Dataset records on visual material
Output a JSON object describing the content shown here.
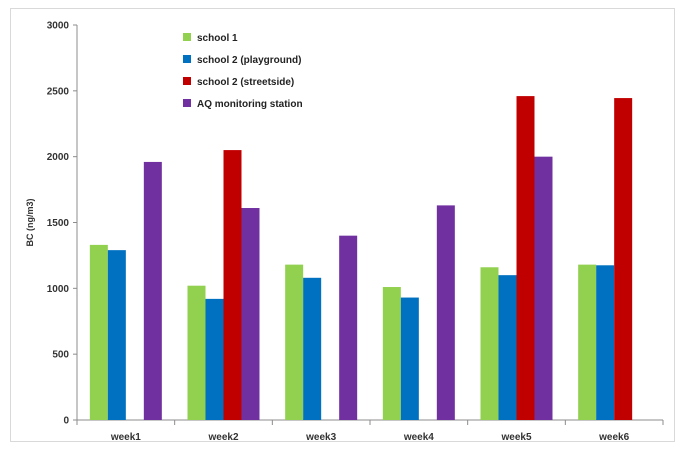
{
  "chart_data": {
    "type": "bar",
    "title": "",
    "xlabel": "",
    "ylabel": "BC (ng/m3)",
    "ylim": [
      0,
      3000
    ],
    "yticks": [
      0,
      500,
      1000,
      1500,
      2000,
      2500,
      3000
    ],
    "grid": false,
    "legend_position": "top-left",
    "categories": [
      "week1",
      "week2",
      "week3",
      "week4",
      "week5",
      "week6"
    ],
    "series": [
      {
        "name": "school 1",
        "color": "#92d050",
        "values": [
          1330,
          1020,
          1180,
          1010,
          1160,
          1180
        ]
      },
      {
        "name": "school 2 (playground)",
        "color": "#0070c0",
        "values": [
          1290,
          920,
          1080,
          930,
          1100,
          1175
        ]
      },
      {
        "name": "school 2 (streetside)",
        "color": "#c00000",
        "values": [
          null,
          2050,
          null,
          null,
          2460,
          2445
        ]
      },
      {
        "name": "AQ monitoring station",
        "color": "#7030a0",
        "values": [
          1960,
          1610,
          1400,
          1630,
          2000,
          null
        ]
      }
    ]
  }
}
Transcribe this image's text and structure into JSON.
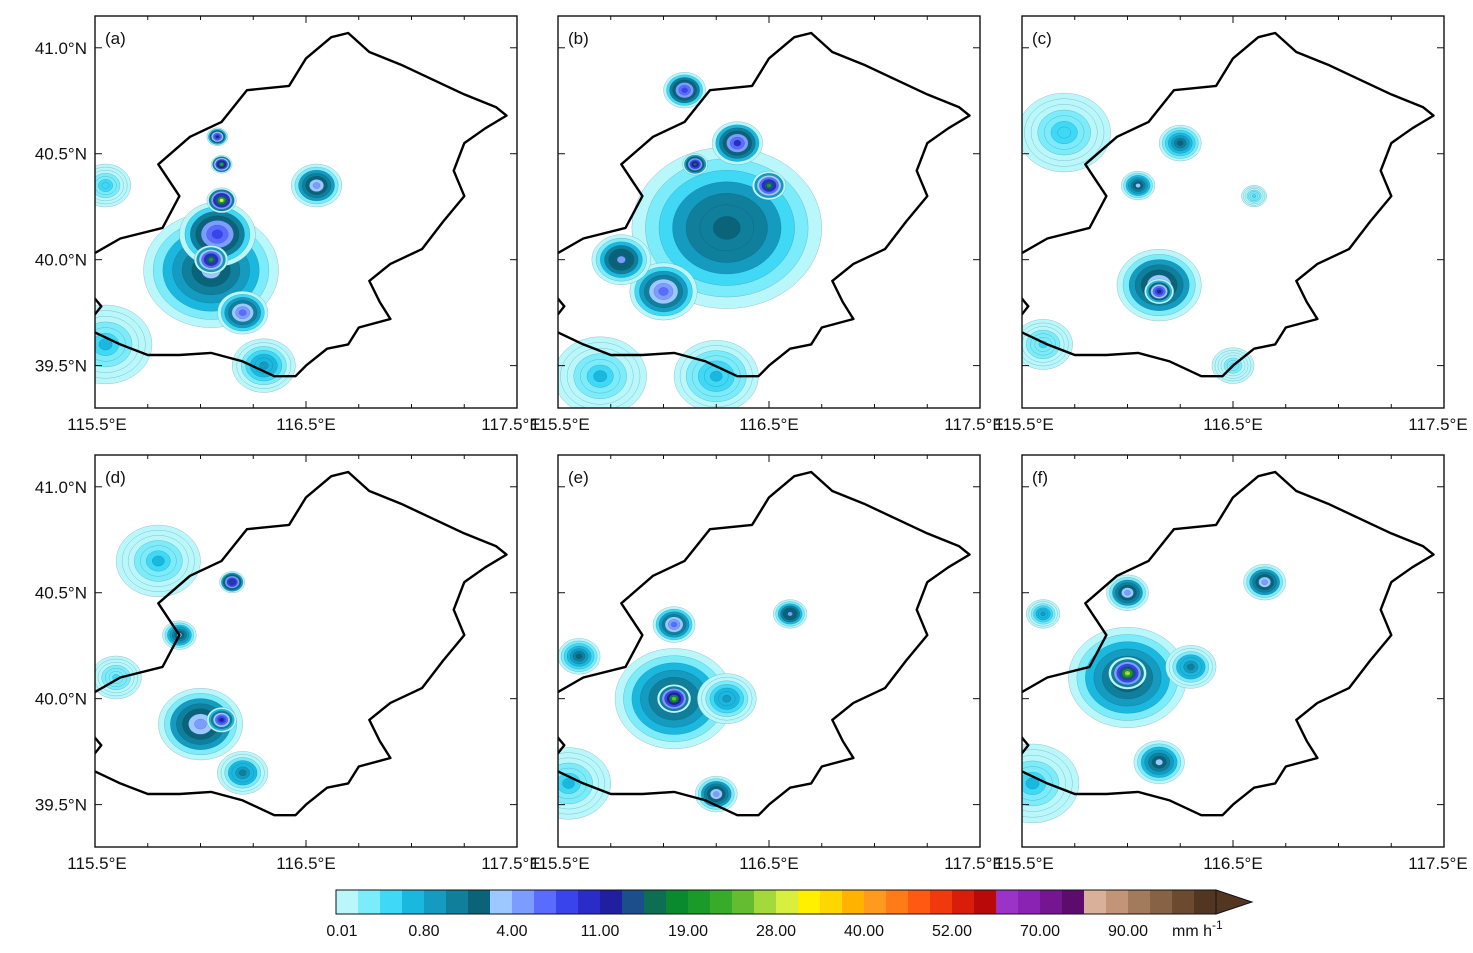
{
  "panels": [
    {
      "label": "(a)",
      "cells": [
        {
          "lon": 116.05,
          "lat": 39.95,
          "r": 0.32,
          "v": 3
        },
        {
          "lon": 116.08,
          "lat": 40.12,
          "r": 0.18,
          "v": 8
        },
        {
          "lon": 116.1,
          "lat": 40.28,
          "r": 0.07,
          "v": 28
        },
        {
          "lon": 116.1,
          "lat": 40.45,
          "r": 0.05,
          "v": 22
        },
        {
          "lon": 116.08,
          "lat": 40.58,
          "r": 0.05,
          "v": 12
        },
        {
          "lon": 116.05,
          "lat": 40.0,
          "r": 0.08,
          "v": 20
        },
        {
          "lon": 116.2,
          "lat": 39.75,
          "r": 0.12,
          "v": 6
        },
        {
          "lon": 116.55,
          "lat": 40.35,
          "r": 0.12,
          "v": 5
        },
        {
          "lon": 115.55,
          "lat": 39.6,
          "r": 0.22,
          "v": 0.5
        },
        {
          "lon": 115.55,
          "lat": 40.35,
          "r": 0.12,
          "v": 0.4
        },
        {
          "lon": 116.3,
          "lat": 39.5,
          "r": 0.15,
          "v": 1
        }
      ]
    },
    {
      "label": "(b)",
      "cells": [
        {
          "lon": 116.3,
          "lat": 40.15,
          "r": 0.45,
          "v": 2.5
        },
        {
          "lon": 116.5,
          "lat": 40.35,
          "r": 0.08,
          "v": 19
        },
        {
          "lon": 116.15,
          "lat": 40.45,
          "r": 0.06,
          "v": 15
        },
        {
          "lon": 116.35,
          "lat": 40.55,
          "r": 0.12,
          "v": 9
        },
        {
          "lon": 116.1,
          "lat": 40.8,
          "r": 0.1,
          "v": 8
        },
        {
          "lon": 116.0,
          "lat": 39.85,
          "r": 0.16,
          "v": 6
        },
        {
          "lon": 115.8,
          "lat": 40.0,
          "r": 0.14,
          "v": 4
        },
        {
          "lon": 115.7,
          "lat": 39.45,
          "r": 0.22,
          "v": 0.5
        },
        {
          "lon": 116.25,
          "lat": 39.45,
          "r": 0.2,
          "v": 0.6
        }
      ]
    },
    {
      "label": "(c)",
      "cells": [
        {
          "lon": 116.15,
          "lat": 39.88,
          "r": 0.2,
          "v": 5
        },
        {
          "lon": 116.15,
          "lat": 39.85,
          "r": 0.07,
          "v": 12
        },
        {
          "lon": 115.7,
          "lat": 40.6,
          "r": 0.22,
          "v": 0.4
        },
        {
          "lon": 116.05,
          "lat": 40.35,
          "r": 0.08,
          "v": 3
        },
        {
          "lon": 116.25,
          "lat": 40.55,
          "r": 0.1,
          "v": 2
        },
        {
          "lon": 115.6,
          "lat": 39.6,
          "r": 0.14,
          "v": 0.3
        },
        {
          "lon": 116.5,
          "lat": 39.5,
          "r": 0.1,
          "v": 0.2
        },
        {
          "lon": 116.6,
          "lat": 40.3,
          "r": 0.06,
          "v": 0.3
        }
      ]
    },
    {
      "label": "(d)",
      "cells": [
        {
          "lon": 116.0,
          "lat": 39.88,
          "r": 0.2,
          "v": 5
        },
        {
          "lon": 116.1,
          "lat": 39.9,
          "r": 0.07,
          "v": 11
        },
        {
          "lon": 116.15,
          "lat": 40.55,
          "r": 0.06,
          "v": 14
        },
        {
          "lon": 115.8,
          "lat": 40.65,
          "r": 0.2,
          "v": 0.5
        },
        {
          "lon": 115.9,
          "lat": 40.3,
          "r": 0.08,
          "v": 3
        },
        {
          "lon": 115.6,
          "lat": 40.1,
          "r": 0.12,
          "v": 0.3
        },
        {
          "lon": 116.2,
          "lat": 39.65,
          "r": 0.12,
          "v": 1.5
        }
      ]
    },
    {
      "label": "(e)",
      "cells": [
        {
          "lon": 116.05,
          "lat": 40.0,
          "r": 0.28,
          "v": 3
        },
        {
          "lon": 116.05,
          "lat": 40.0,
          "r": 0.08,
          "v": 24
        },
        {
          "lon": 116.05,
          "lat": 40.35,
          "r": 0.1,
          "v": 6
        },
        {
          "lon": 116.6,
          "lat": 40.4,
          "r": 0.08,
          "v": 4
        },
        {
          "lon": 116.25,
          "lat": 39.55,
          "r": 0.1,
          "v": 5
        },
        {
          "lon": 115.55,
          "lat": 39.6,
          "r": 0.2,
          "v": 0.5
        },
        {
          "lon": 115.6,
          "lat": 40.2,
          "r": 0.1,
          "v": 2
        },
        {
          "lon": 116.3,
          "lat": 40.0,
          "r": 0.14,
          "v": 1
        }
      ]
    },
    {
      "label": "(f)",
      "cells": [
        {
          "lon": 116.0,
          "lat": 40.1,
          "r": 0.28,
          "v": 3
        },
        {
          "lon": 116.0,
          "lat": 40.12,
          "r": 0.09,
          "v": 26
        },
        {
          "lon": 116.0,
          "lat": 40.5,
          "r": 0.1,
          "v": 5
        },
        {
          "lon": 116.65,
          "lat": 40.55,
          "r": 0.1,
          "v": 5
        },
        {
          "lon": 116.15,
          "lat": 39.7,
          "r": 0.12,
          "v": 3
        },
        {
          "lon": 116.3,
          "lat": 40.15,
          "r": 0.12,
          "v": 1.5
        },
        {
          "lon": 115.55,
          "lat": 39.6,
          "r": 0.22,
          "v": 0.5
        },
        {
          "lon": 115.6,
          "lat": 40.4,
          "r": 0.08,
          "v": 1
        }
      ]
    }
  ],
  "axes": {
    "lon_ticks": [
      "115.5°E",
      "116.5°E",
      "117.5°E"
    ],
    "lat_ticks": [
      "41.0°N",
      "40.5°N",
      "40.0°N",
      "39.5°N"
    ],
    "lon_values": [
      115.5,
      116.5,
      117.5
    ],
    "lat_values": [
      41.0,
      40.5,
      40.0,
      39.5
    ],
    "lon_range": [
      115.5,
      117.5
    ],
    "lat_range": [
      39.3,
      41.15
    ]
  },
  "colorbar": {
    "labels": [
      "0.01",
      "0.80",
      "4.00",
      "11.00",
      "19.00",
      "28.00",
      "40.00",
      "52.00",
      "70.00",
      "90.00"
    ],
    "unit": "mm h",
    "unit_exp": "-1",
    "thresholds": [
      0.01,
      0.1,
      0.3,
      0.5,
      0.8,
      1.2,
      2.0,
      3.0,
      4.0,
      5.5,
      7.0,
      9.0,
      11.0,
      13.0,
      15.0,
      17.0,
      19.0,
      21.0,
      24.0,
      26.0,
      28.0,
      31.0,
      34.0,
      37.0,
      40.0,
      43.0,
      46.0,
      49.0,
      52.0,
      56.0,
      60.0,
      65.0,
      70.0,
      75.0,
      80.0,
      85.0,
      90.0,
      95.0,
      100.0
    ],
    "colors": [
      "#b9f7fb",
      "#7cecfa",
      "#3fd8f5",
      "#1ab8df",
      "#149bbf",
      "#0f7f9b",
      "#0a6378",
      "#9cc8ff",
      "#7d9cff",
      "#5a6cff",
      "#3a44ec",
      "#2a2cc8",
      "#1f1fa0",
      "#1b4e8a",
      "#0d6e52",
      "#0a8a2e",
      "#1a9a28",
      "#38ab2a",
      "#64bd30",
      "#a3d93a",
      "#d8ef3f",
      "#fff000",
      "#ffd700",
      "#ffb300",
      "#ff9a1f",
      "#ff7b17",
      "#ff5a12",
      "#f03a0d",
      "#d81e0a",
      "#b80a08",
      "#9b33c8",
      "#8a22b4",
      "#74168f",
      "#5d0c6e",
      "#d9b09a",
      "#c29478",
      "#a27a5c",
      "#876244",
      "#6c4a30",
      "#523622"
    ]
  }
}
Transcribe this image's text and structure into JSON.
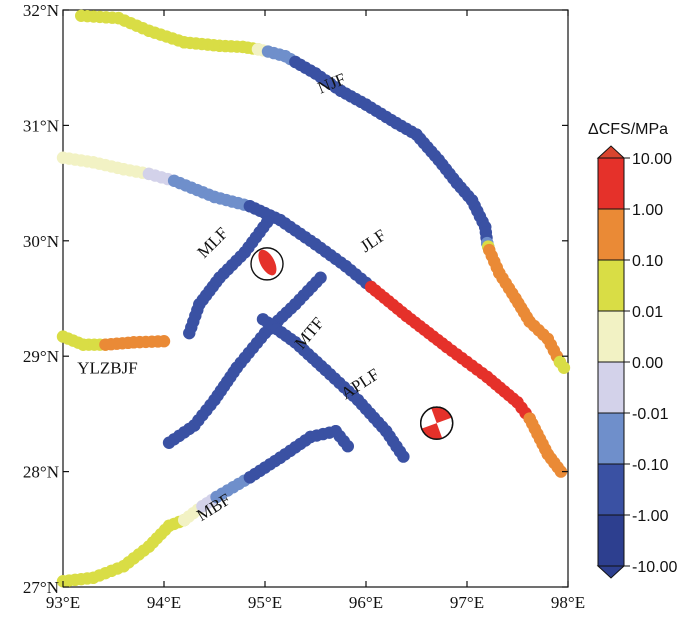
{
  "map": {
    "lon_range": [
      93,
      98
    ],
    "lat_range": [
      27,
      32
    ],
    "x_ticks": [
      {
        "value": 93,
        "label": "93°E"
      },
      {
        "value": 94,
        "label": "94°E"
      },
      {
        "value": 95,
        "label": "95°E"
      },
      {
        "value": 96,
        "label": "96°E"
      },
      {
        "value": 97,
        "label": "97°E"
      },
      {
        "value": 98,
        "label": "98°E"
      }
    ],
    "y_ticks": [
      {
        "value": 32,
        "label": "32°N"
      },
      {
        "value": 31,
        "label": "31°N"
      },
      {
        "value": 30,
        "label": "30°N"
      },
      {
        "value": 29,
        "label": "29°N"
      },
      {
        "value": 28,
        "label": "28°N"
      },
      {
        "value": 27,
        "label": "27°N"
      }
    ]
  },
  "colorbar": {
    "title": "ΔCFS/MPa",
    "classes": [
      {
        "label": "10.00",
        "color": "#d9452f"
      },
      {
        "label": "1.00",
        "color": "#e5312a"
      },
      {
        "label": "0.10",
        "color": "#ea8a36"
      },
      {
        "label": "0.01",
        "color": "#d9dd45"
      },
      {
        "label": "0.00",
        "color": "#f2f2c4"
      },
      {
        "label": "-0.01",
        "color": "#d3d2ea"
      },
      {
        "label": "-0.10",
        "color": "#6f8fcb"
      },
      {
        "label": "-1.00",
        "color": "#3a51a3"
      },
      {
        "label": "-10.00",
        "color": "#2d3f8f"
      }
    ],
    "top_cap_color": "#d9452f",
    "bottom_cap_color": "#2d3f8f"
  },
  "faults": [
    {
      "name": "NJF",
      "label_at": [
        95.68,
        31.32
      ],
      "label_rotate": -22
    },
    {
      "name": "JLF",
      "label_at": [
        96.1,
        29.96
      ],
      "label_rotate": -34
    },
    {
      "name": "MLF",
      "label_at": [
        94.52,
        29.95
      ],
      "label_rotate": -45
    },
    {
      "name": "MTF",
      "label_at": [
        95.48,
        29.17
      ],
      "label_rotate": -50
    },
    {
      "name": "APLF",
      "label_at": [
        95.97,
        28.72
      ],
      "label_rotate": -33
    },
    {
      "name": "MBF",
      "label_at": [
        94.52,
        27.65
      ],
      "label_rotate": -32
    },
    {
      "name": "YLZBJF",
      "label_at": [
        93.44,
        28.85
      ],
      "label_rotate": 0
    }
  ],
  "fault_traces": [
    {
      "id": "njf",
      "segments": [
        {
          "color": "#d9dd45",
          "points": [
            [
              93.18,
              31.95
            ],
            [
              93.55,
              31.93
            ],
            [
              93.85,
              31.82
            ],
            [
              94.2,
              31.72
            ],
            [
              94.55,
              31.69
            ],
            [
              94.78,
              31.68
            ],
            [
              94.93,
              31.66
            ]
          ]
        },
        {
          "color": "#f2f2c4",
          "points": [
            [
              94.93,
              31.66
            ],
            [
              95.03,
              31.64
            ]
          ]
        },
        {
          "color": "#6f8fcb",
          "points": [
            [
              95.03,
              31.64
            ],
            [
              95.2,
              31.6
            ],
            [
              95.3,
              31.55
            ]
          ]
        },
        {
          "color": "#3a51a3",
          "points": [
            [
              95.3,
              31.55
            ],
            [
              95.5,
              31.45
            ],
            [
              95.75,
              31.3
            ],
            [
              96.0,
              31.18
            ],
            [
              96.3,
              31.02
            ],
            [
              96.5,
              30.92
            ],
            [
              96.72,
              30.7
            ],
            [
              96.9,
              30.5
            ],
            [
              97.05,
              30.35
            ],
            [
              97.18,
              30.12
            ],
            [
              97.2,
              29.98
            ]
          ]
        },
        {
          "color": "#6f8fcb",
          "points": [
            [
              97.2,
              29.98
            ],
            [
              97.21,
              29.95
            ]
          ]
        },
        {
          "color": "#d9dd45",
          "points": [
            [
              97.21,
              29.95
            ],
            [
              97.22,
              29.92
            ]
          ]
        },
        {
          "color": "#ea8a36",
          "points": [
            [
              97.22,
              29.92
            ],
            [
              97.32,
              29.72
            ],
            [
              97.48,
              29.5
            ],
            [
              97.62,
              29.3
            ],
            [
              97.8,
              29.15
            ],
            [
              97.92,
              28.95
            ]
          ]
        },
        {
          "color": "#d9dd45",
          "points": [
            [
              97.92,
              28.95
            ],
            [
              97.96,
              28.9
            ]
          ]
        }
      ]
    },
    {
      "id": "jlf",
      "segments": [
        {
          "color": "#f2f2c4",
          "points": [
            [
              93.0,
              30.72
            ],
            [
              93.3,
              30.68
            ],
            [
              93.6,
              30.62
            ],
            [
              93.85,
              30.58
            ]
          ]
        },
        {
          "color": "#d3d2ea",
          "points": [
            [
              93.85,
              30.58
            ],
            [
              94.1,
              30.52
            ]
          ]
        },
        {
          "color": "#6f8fcb",
          "points": [
            [
              94.1,
              30.52
            ],
            [
              94.5,
              30.38
            ],
            [
              94.85,
              30.3
            ]
          ]
        },
        {
          "color": "#3a51a3",
          "points": [
            [
              94.85,
              30.3
            ],
            [
              95.15,
              30.18
            ],
            [
              95.5,
              29.97
            ],
            [
              95.8,
              29.78
            ],
            [
              96.05,
              29.6
            ]
          ]
        },
        {
          "color": "#e5312a",
          "points": [
            [
              96.05,
              29.6
            ],
            [
              96.4,
              29.35
            ],
            [
              96.8,
              29.08
            ],
            [
              97.2,
              28.82
            ],
            [
              97.5,
              28.6
            ],
            [
              97.62,
              28.46
            ]
          ]
        },
        {
          "color": "#ea8a36",
          "points": [
            [
              97.62,
              28.46
            ],
            [
              97.8,
              28.15
            ],
            [
              97.93,
              28.0
            ]
          ]
        }
      ]
    },
    {
      "id": "mlf",
      "segments": [
        {
          "color": "#3a51a3",
          "points": [
            [
              95.02,
              30.16
            ],
            [
              94.8,
              29.9
            ],
            [
              94.55,
              29.68
            ],
            [
              94.35,
              29.45
            ],
            [
              94.25,
              29.2
            ]
          ]
        }
      ]
    },
    {
      "id": "mtf",
      "segments": [
        {
          "color": "#3a51a3",
          "points": [
            [
              95.55,
              29.68
            ],
            [
              95.3,
              29.45
            ],
            [
              95.0,
              29.2
            ],
            [
              94.72,
              28.9
            ],
            [
              94.5,
              28.62
            ],
            [
              94.3,
              28.4
            ],
            [
              94.05,
              28.25
            ]
          ]
        }
      ]
    },
    {
      "id": "aplf",
      "segments": [
        {
          "color": "#3a51a3",
          "points": [
            [
              94.98,
              29.32
            ],
            [
              95.3,
              29.12
            ],
            [
              95.6,
              28.88
            ],
            [
              95.92,
              28.62
            ],
            [
              96.2,
              28.35
            ],
            [
              96.37,
              28.13
            ]
          ]
        }
      ]
    },
    {
      "id": "mbf",
      "segments": [
        {
          "color": "#d9dd45",
          "points": [
            [
              93.0,
              27.05
            ],
            [
              93.3,
              27.08
            ],
            [
              93.6,
              27.18
            ],
            [
              93.85,
              27.35
            ],
            [
              94.05,
              27.53
            ],
            [
              94.2,
              27.58
            ]
          ]
        },
        {
          "color": "#f2f2c4",
          "points": [
            [
              94.2,
              27.58
            ],
            [
              94.38,
              27.7
            ]
          ]
        },
        {
          "color": "#d3d2ea",
          "points": [
            [
              94.38,
              27.7
            ],
            [
              94.52,
              27.78
            ]
          ]
        },
        {
          "color": "#6f8fcb",
          "points": [
            [
              94.52,
              27.78
            ],
            [
              94.85,
              27.95
            ]
          ]
        },
        {
          "color": "#3a51a3",
          "points": [
            [
              94.85,
              27.95
            ],
            [
              95.15,
              28.12
            ],
            [
              95.45,
              28.3
            ],
            [
              95.7,
              28.35
            ],
            [
              95.82,
              28.22
            ]
          ]
        }
      ]
    },
    {
      "id": "ylzbjf",
      "segments": [
        {
          "color": "#d9dd45",
          "points": [
            [
              93.0,
              29.17
            ],
            [
              93.2,
              29.1
            ],
            [
              93.42,
              29.1
            ]
          ]
        },
        {
          "color": "#ea8a36",
          "points": [
            [
              93.42,
              29.1
            ],
            [
              93.7,
              29.12
            ],
            [
              94.0,
              29.13
            ]
          ]
        }
      ]
    }
  ],
  "beachballs": [
    {
      "name": "beachball-1",
      "lon": 95.02,
      "lat": 29.8,
      "color": "#e5312a"
    },
    {
      "name": "beachball-2",
      "lon": 96.7,
      "lat": 28.42,
      "color": "#e5312a"
    }
  ]
}
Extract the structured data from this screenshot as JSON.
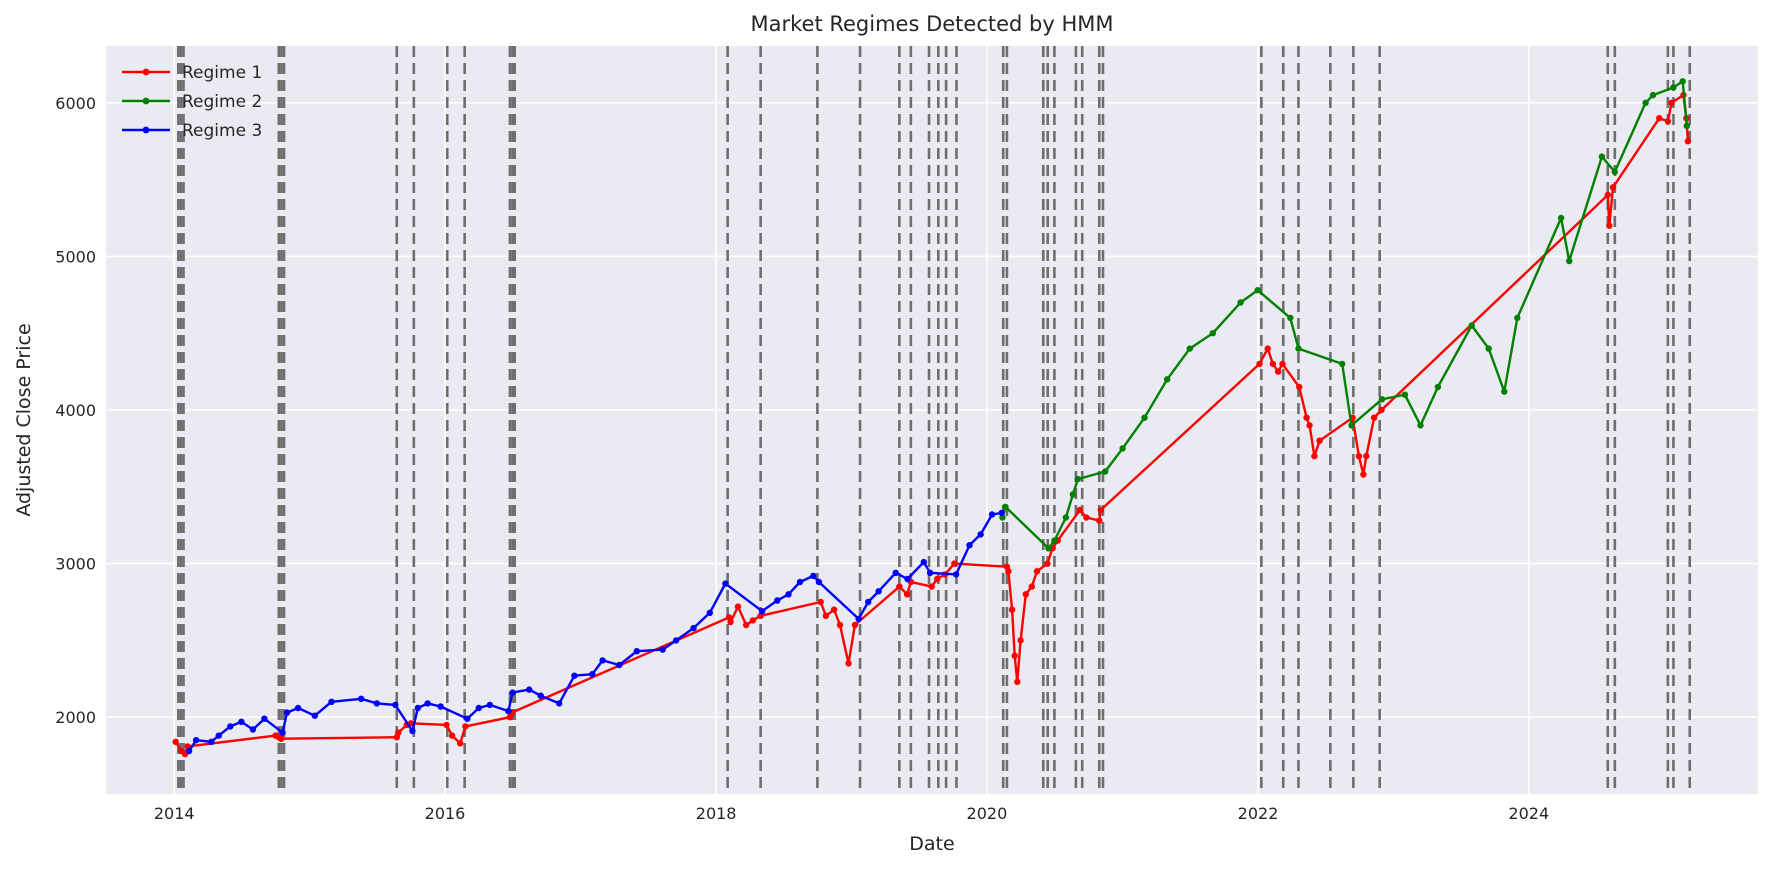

* Required task: Report how many lines contain "JSON". Give nothing but the number.

* Correct output: 4